» EXERCISE OBJECTIVE
From the entries below, work out the number of lines that hold the word "text", and give that number alone.

[Dataset items]
--*--
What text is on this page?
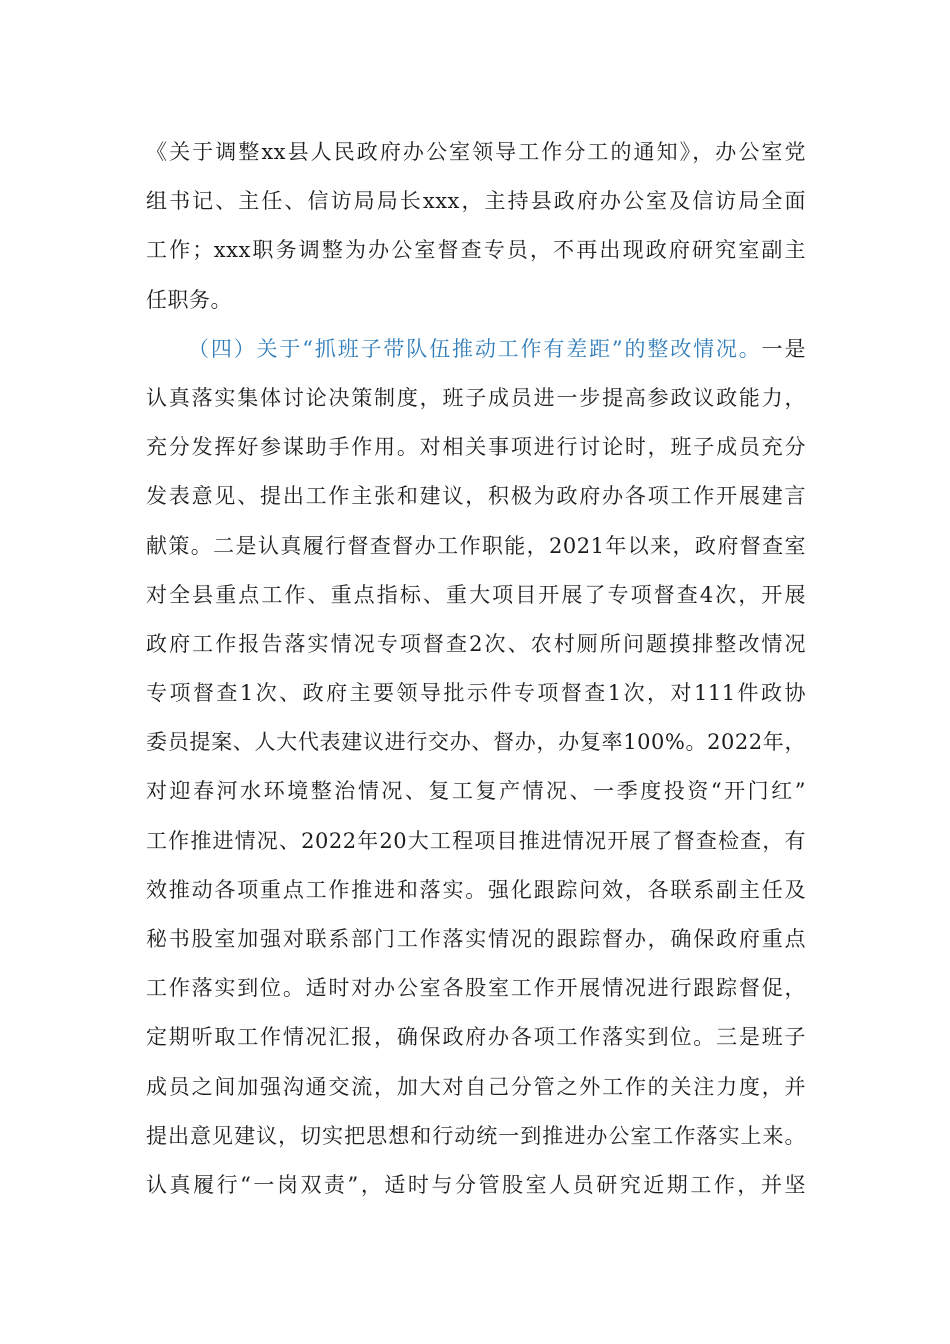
《关于调整xx县人民政府办公室领导工作分工的通知》，办公室党
组书记、主任、信访局局长xxx，主持县政府办公室及信访局全面
工作；xxx职务调整为办公室督查专员，不再出现政府研究室副主
任职务。
（四）关于“抓班子带队伍推动工作有差距”的整改情况。一是
认真落实集体讨论决策制度，班子成员进一步提高参政议政能力，
充分发挥好参谋助手作用。对相关事项进行讨论时，班子成员充分
发表意见、提出工作主张和建议，积极为政府办各项工作开展建言
献策。二是认真履行督查督办工作职能，2021年以来，政府督查室
对全县重点工作、重点指标、重大项目开展了专项督查4次，开展
政府工作报告落实情况专项督查2次、农村厕所问题摸排整改情况
专项督查1次、政府主要领导批示件专项督查1次，对111件政协
委员提案、人大代表建议进行交办、督办，办复率100%。2022年，
对迎春河水环境整治情况、复工复产情况、一季度投资“开门红”
工作推进情况、2022年20大工程项目推进情况开展了督查检查，有
效推动各项重点工作推进和落实。强化跟踪问效，各联系副主任及
秘书股室加强对联系部门工作落实情况的跟踪督办，确保政府重点
工作落实到位。适时对办公室各股室工作开展情况进行跟踪督促，
定期听取工作情况汇报，确保政府办各项工作落实到位。三是班子
成员之间加强沟通交流，加大对自己分管之外工作的关注力度，并
提出意见建议，切实把思想和行动统一到推进办公室工作落实上来。
认真履行“一岗双责”，适时与分管股室人员研究近期工作，并坚
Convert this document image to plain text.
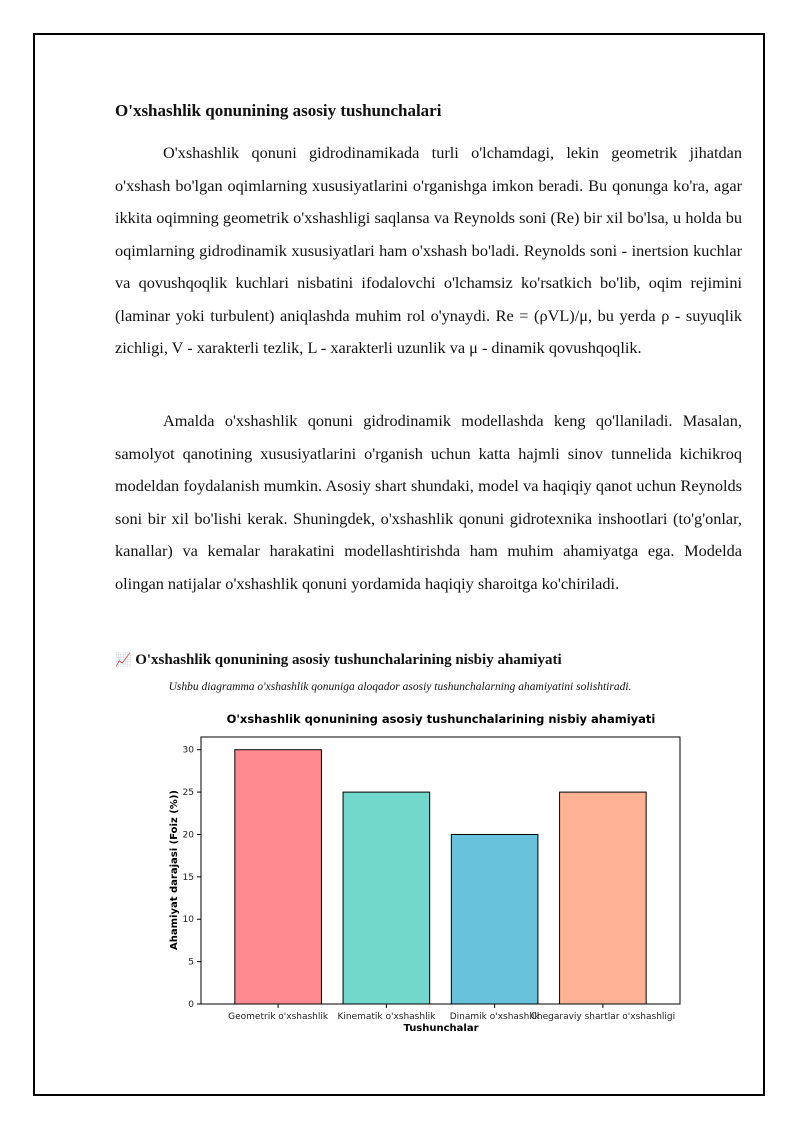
O'xshashlik qonunining asosiy tushunchalari
O'xshashlik qonuni gidrodinamikada turli o'lchamdagi, lekin geometrik jihatdan o'xshash bo'lgan oqimlarning xususiyatlarini o'rganishga imkon beradi. Bu qonunga ko'ra, agar ikkita oqimning geometrik o'xshashligi saqlansa va Reynolds soni (Re) bir xil bo'lsa, u holda bu oqimlarning gidrodinamik xususiyatlari ham o'xshash bo'ladi. Reynolds soni - inertsion kuchlar va qovushqoqlik kuchlari nisbatini ifodalovchi o'lchamsiz ko'rsatkich bo'lib, oqim rejimini (laminar yoki turbulent) aniqlashda muhim rol o'ynaydi. Re = (ρVL)/μ, bu yerda ρ - suyuqlik zichligi, V - xarakterli tezlik, L - xarakterli uzunlik va μ - dinamik qovushqoqlik.
Amalda o'xshashlik qonuni gidrodinamik modellashda keng qo'llaniladi. Masalan, samolyot qanotining xususiyatlarini o'rganish uchun katta hajmli sinov tunnelida kichikroq modeldan foydalanish mumkin. Asosiy shart shundaki, model va haqiqiy qanot uchun Reynolds soni bir xil bo'lishi kerak. Shuningdek, o'xshashlik qonuni gidrotexnika inshootlari (to'g'onlar, kanallar) va kemalar harakatini modellashtirishda ham muhim ahamiyatga ega. Modelda olingan natijalar o'xshashlik qonuni yordamida haqiqiy sharoitga ko'chiriladi.
📈 O'xshashlik qonunining asosiy tushunchalarining nisbiy ahamiyati
Ushbu diagramma o'xshashlik qonuniga aloqador asosiy tushunchalarning ahamiyatini solishtiradi.
O'xshashlik qonunining asosiy tushunchalarining nisbiy ahamiyati
0
5
10
15
20
25
30
Geometrik o'xshashlik Kinematik o'xshashlik Dinamik o'xshashlik
Chegaraviy shartlar o'xshashligi
Tushunchalar
Ahamiyat darajasi (Foiz (%))
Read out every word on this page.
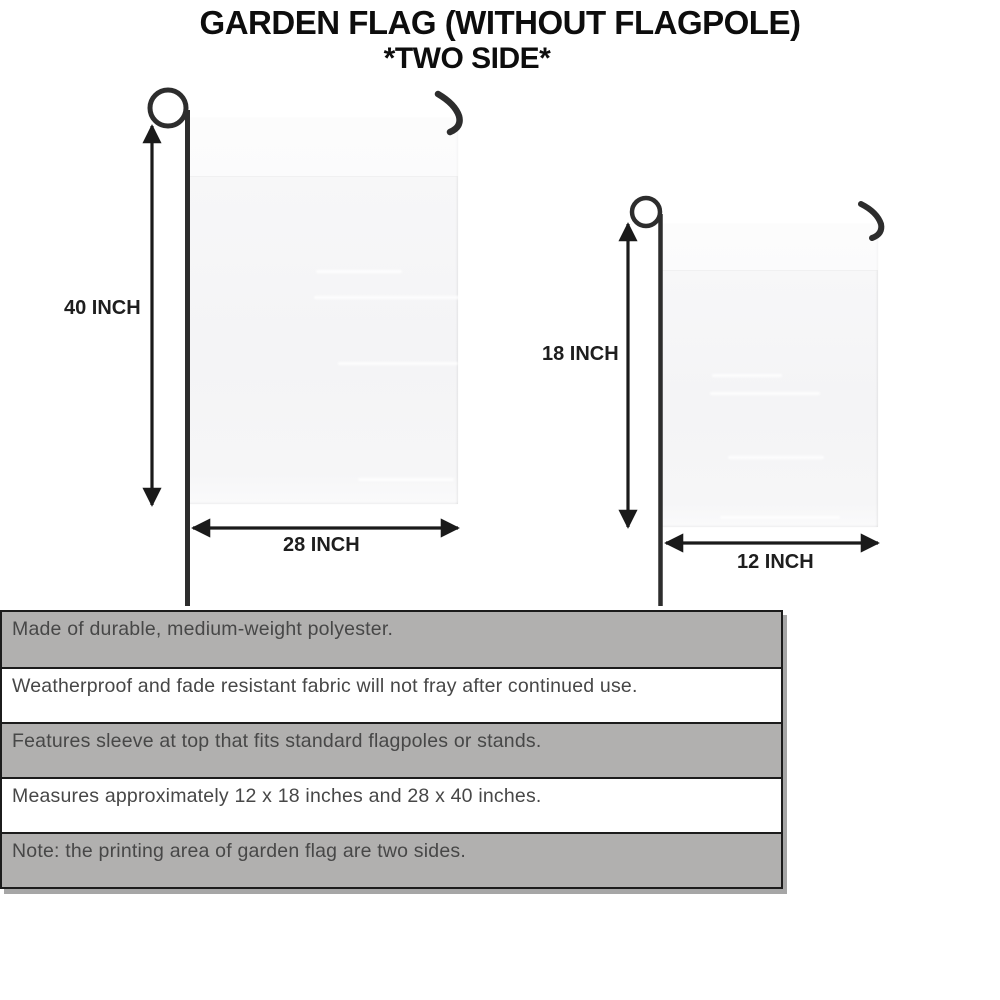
GARDEN FLAG (WITHOUT FLAGPOLE)
*TWO SIDE*
40 INCH
28 INCH
18 INCH
12 INCH
Made of durable, medium-weight polyester.
Weatherproof and fade resistant fabric will not fray after continued use.
Features sleeve at top that fits standard flagpoles or stands.
Measures approximately 12 x 18 inches and 28 x 40 inches.
Note: the printing area of garden flag are two sides.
--*--
» ANSWER TO THIS TASK
2